▸ Data provided
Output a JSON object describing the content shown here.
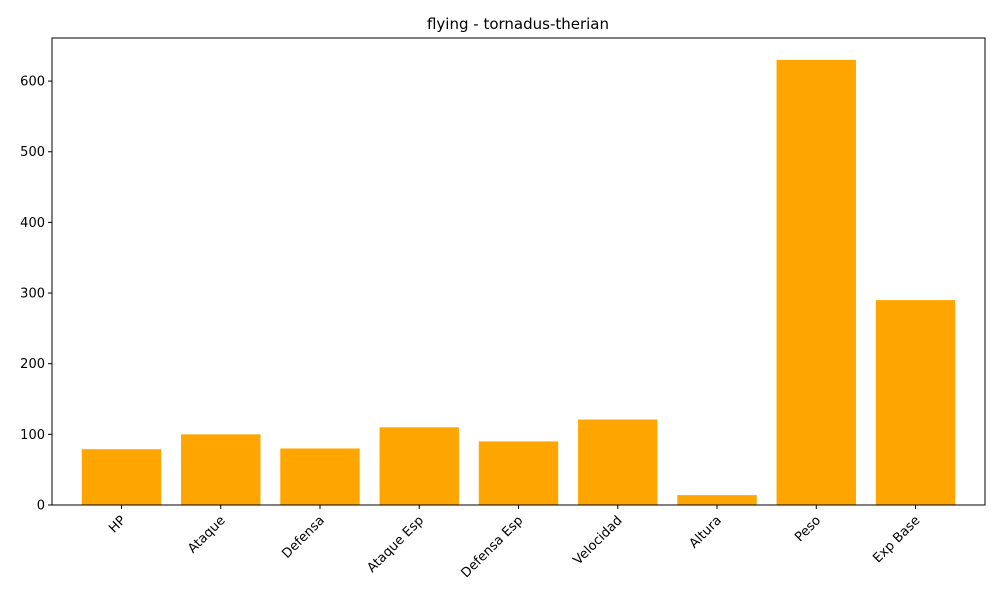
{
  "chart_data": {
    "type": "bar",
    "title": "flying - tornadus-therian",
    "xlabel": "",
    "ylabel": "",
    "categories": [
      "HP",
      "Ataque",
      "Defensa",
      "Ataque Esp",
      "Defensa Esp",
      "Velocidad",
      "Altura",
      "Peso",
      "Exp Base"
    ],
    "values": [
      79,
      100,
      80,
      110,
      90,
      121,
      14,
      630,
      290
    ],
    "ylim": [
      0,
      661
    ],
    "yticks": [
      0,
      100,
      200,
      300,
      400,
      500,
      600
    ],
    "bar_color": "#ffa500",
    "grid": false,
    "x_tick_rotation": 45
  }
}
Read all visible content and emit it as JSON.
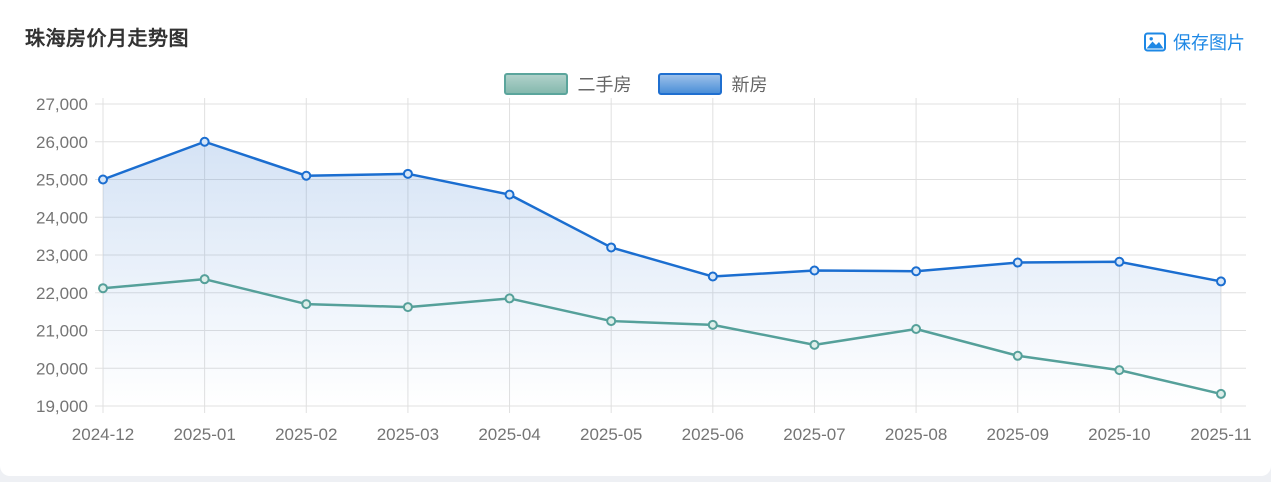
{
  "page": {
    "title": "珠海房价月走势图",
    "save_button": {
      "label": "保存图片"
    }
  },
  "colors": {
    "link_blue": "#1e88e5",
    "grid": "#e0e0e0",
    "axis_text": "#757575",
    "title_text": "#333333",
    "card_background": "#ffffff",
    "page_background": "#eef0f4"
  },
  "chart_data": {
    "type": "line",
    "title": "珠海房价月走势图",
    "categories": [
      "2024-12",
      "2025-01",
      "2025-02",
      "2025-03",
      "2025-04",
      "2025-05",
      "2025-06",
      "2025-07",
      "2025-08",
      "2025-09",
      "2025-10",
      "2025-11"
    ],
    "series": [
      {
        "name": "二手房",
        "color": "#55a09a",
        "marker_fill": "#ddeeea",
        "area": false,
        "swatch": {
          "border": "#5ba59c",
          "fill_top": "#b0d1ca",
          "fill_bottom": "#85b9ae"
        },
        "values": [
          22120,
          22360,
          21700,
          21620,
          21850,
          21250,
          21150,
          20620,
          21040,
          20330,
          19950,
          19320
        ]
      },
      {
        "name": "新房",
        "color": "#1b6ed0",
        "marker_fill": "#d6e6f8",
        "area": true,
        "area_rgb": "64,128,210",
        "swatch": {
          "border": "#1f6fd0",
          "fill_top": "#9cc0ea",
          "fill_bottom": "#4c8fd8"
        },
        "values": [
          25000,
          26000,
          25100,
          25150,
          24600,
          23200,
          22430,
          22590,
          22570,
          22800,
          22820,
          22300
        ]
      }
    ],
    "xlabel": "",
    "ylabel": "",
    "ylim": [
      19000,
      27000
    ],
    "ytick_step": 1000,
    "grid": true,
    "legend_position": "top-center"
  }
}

▸ Task objective
Take the listing above and print it exactly, apart from the pictures.

▸ Task answer
Output a JSON object describing the content shown here.
{
  "chart_data": {
    "type": "bar",
    "title": "flying - tornadus-therian",
    "xlabel": "",
    "ylabel": "",
    "categories": [
      "HP",
      "Ataque",
      "Defensa",
      "Ataque Esp",
      "Defensa Esp",
      "Velocidad",
      "Altura",
      "Peso",
      "Exp Base"
    ],
    "values": [
      79,
      100,
      80,
      110,
      90,
      121,
      14,
      630,
      290
    ],
    "ylim": [
      0,
      661
    ],
    "yticks": [
      0,
      100,
      200,
      300,
      400,
      500,
      600
    ],
    "bar_color": "#ffa500",
    "grid": false,
    "x_tick_rotation": 45
  }
}
Read all visible content and emit it as JSON.
{
  "page": {
    "title": "珠海房价月走势图",
    "save_button": {
      "label": "保存图片"
    }
  },
  "colors": {
    "link_blue": "#1e88e5",
    "grid": "#e0e0e0",
    "axis_text": "#757575",
    "title_text": "#333333",
    "card_background": "#ffffff",
    "page_background": "#eef0f4"
  },
  "chart_data": {
    "type": "line",
    "title": "珠海房价月走势图",
    "categories": [
      "2024-12",
      "2025-01",
      "2025-02",
      "2025-03",
      "2025-04",
      "2025-05",
      "2025-06",
      "2025-07",
      "2025-08",
      "2025-09",
      "2025-10",
      "2025-11"
    ],
    "series": [
      {
        "name": "二手房",
        "color": "#55a09a",
        "marker_fill": "#ddeeea",
        "area": false,
        "swatch": {
          "border": "#5ba59c",
          "fill_top": "#b0d1ca",
          "fill_bottom": "#85b9ae"
        },
        "values": [
          22120,
          22360,
          21700,
          21620,
          21850,
          21250,
          21150,
          20620,
          21040,
          20330,
          19950,
          19320
        ]
      },
      {
        "name": "新房",
        "color": "#1b6ed0",
        "marker_fill": "#d6e6f8",
        "area": true,
        "area_rgb": "64,128,210",
        "swatch": {
          "border": "#1f6fd0",
          "fill_top": "#9cc0ea",
          "fill_bottom": "#4c8fd8"
        },
        "values": [
          25000,
          26000,
          25100,
          25150,
          24600,
          23200,
          22430,
          22590,
          22570,
          22800,
          22820,
          22300
        ]
      }
    ],
    "xlabel": "",
    "ylabel": "",
    "ylim": [
      19000,
      27000
    ],
    "ytick_step": 1000,
    "grid": true,
    "legend_position": "top-center"
  }
}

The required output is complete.